Copy everything in the data below exactly except the pictures.

*** Records for the task ***

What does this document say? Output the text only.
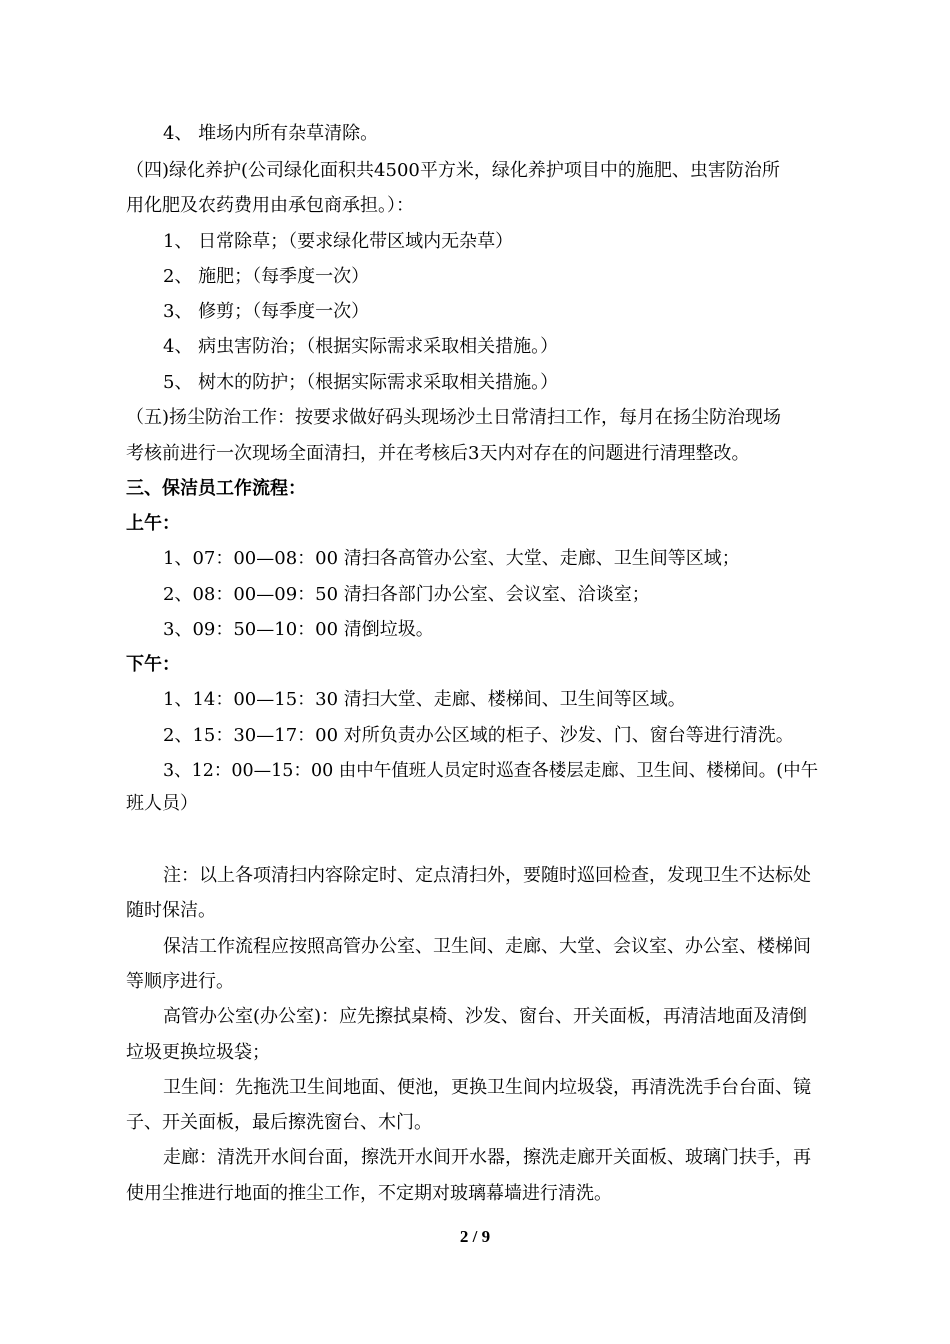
4、 堆场内所有杂草清除。
（四)绿化养护(公司绿化面积共4500平方米，绿化养护项目中的施肥、虫害防治所
用化肥及农药费用由承包商承担。）：
1、 日常除草；（要求绿化带区域内无杂草）
2、 施肥；（每季度一次）
3、 修剪；（每季度一次）
4、 病虫害防治；（根据实际需求采取相关措施。）
5、 树木的防护；（根据实际需求采取相关措施。）
（五)扬尘防治工作：按要求做好码头现场沙土日常清扫工作，每月在扬尘防治现场
考核前进行一次现场全面清扫，并在考核后3天内对存在的问题进行清理整改。
三、保洁员工作流程：
上午：
1、07：00—08：00 清扫各高管办公室、大堂、走廊、卫生间等区域；
2、08：00—09：50 清扫各部门办公室、会议室、洽谈室；
3、09：50—10：00 清倒垃圾。
下午：
1、14：00—15：30 清扫大堂、走廊、楼梯间、卫生间等区域。
2、15：30—17：00 对所负责办公区域的柜子、沙发、门、窗台等进行清洗。
3、12：00—15：00 由中午值班人员定时巡查各楼层走廊、卫生间、楼梯间。(中午
班人员）
注：以上各项清扫内容除定时、定点清扫外，要随时巡回检查，发现卫生不达标处
随时保洁。
保洁工作流程应按照高管办公室、卫生间、走廊、大堂、会议室、办公室、楼梯间
等顺序进行。
高管办公室(办公室)：应先擦拭桌椅、沙发、窗台、开关面板，再清洁地面及清倒
垃圾更换垃圾袋；
卫生间：先拖洗卫生间地面、便池，更换卫生间内垃圾袋，再清洗洗手台台面、镜
子、开关面板，最后擦洗窗台、木门。
走廊：清洗开水间台面，擦洗开水间开水器，擦洗走廊开关面板、玻璃门扶手，再
使用尘推进行地面的推尘工作，不定期对玻璃幕墙进行清洗。
2 / 9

***

Written reply:
What does this document say? Output the text only.
4、 堆场内所有杂草清除。
（四)绿化养护(公司绿化面积共4500平方米，绿化养护项目中的施肥、虫害防治所
用化肥及农药费用由承包商承担。）：
1、 日常除草；（要求绿化带区域内无杂草）
2、 施肥；（每季度一次）
3、 修剪；（每季度一次）
4、 病虫害防治；（根据实际需求采取相关措施。）
5、 树木的防护；（根据实际需求采取相关措施。）
（五)扬尘防治工作：按要求做好码头现场沙土日常清扫工作，每月在扬尘防治现场
考核前进行一次现场全面清扫，并在考核后3天内对存在的问题进行清理整改。
三、保洁员工作流程：
上午：
1、07：00—08：00 清扫各高管办公室、大堂、走廊、卫生间等区域；
2、08：00—09：50 清扫各部门办公室、会议室、洽谈室；
3、09：50—10：00 清倒垃圾。
下午：
1、14：00—15：30 清扫大堂、走廊、楼梯间、卫生间等区域。
2、15：30—17：00 对所负责办公区域的柜子、沙发、门、窗台等进行清洗。
3、12：00—15：00 由中午值班人员定时巡查各楼层走廊、卫生间、楼梯间。(中午
班人员）
注：以上各项清扫内容除定时、定点清扫外，要随时巡回检查，发现卫生不达标处
随时保洁。
保洁工作流程应按照高管办公室、卫生间、走廊、大堂、会议室、办公室、楼梯间
等顺序进行。
高管办公室(办公室)：应先擦拭桌椅、沙发、窗台、开关面板，再清洁地面及清倒
垃圾更换垃圾袋；
卫生间：先拖洗卫生间地面、便池，更换卫生间内垃圾袋，再清洗洗手台台面、镜
子、开关面板，最后擦洗窗台、木门。
走廊：清洗开水间台面，擦洗开水间开水器，擦洗走廊开关面板、玻璃门扶手，再
使用尘推进行地面的推尘工作，不定期对玻璃幕墙进行清洗。
2 / 9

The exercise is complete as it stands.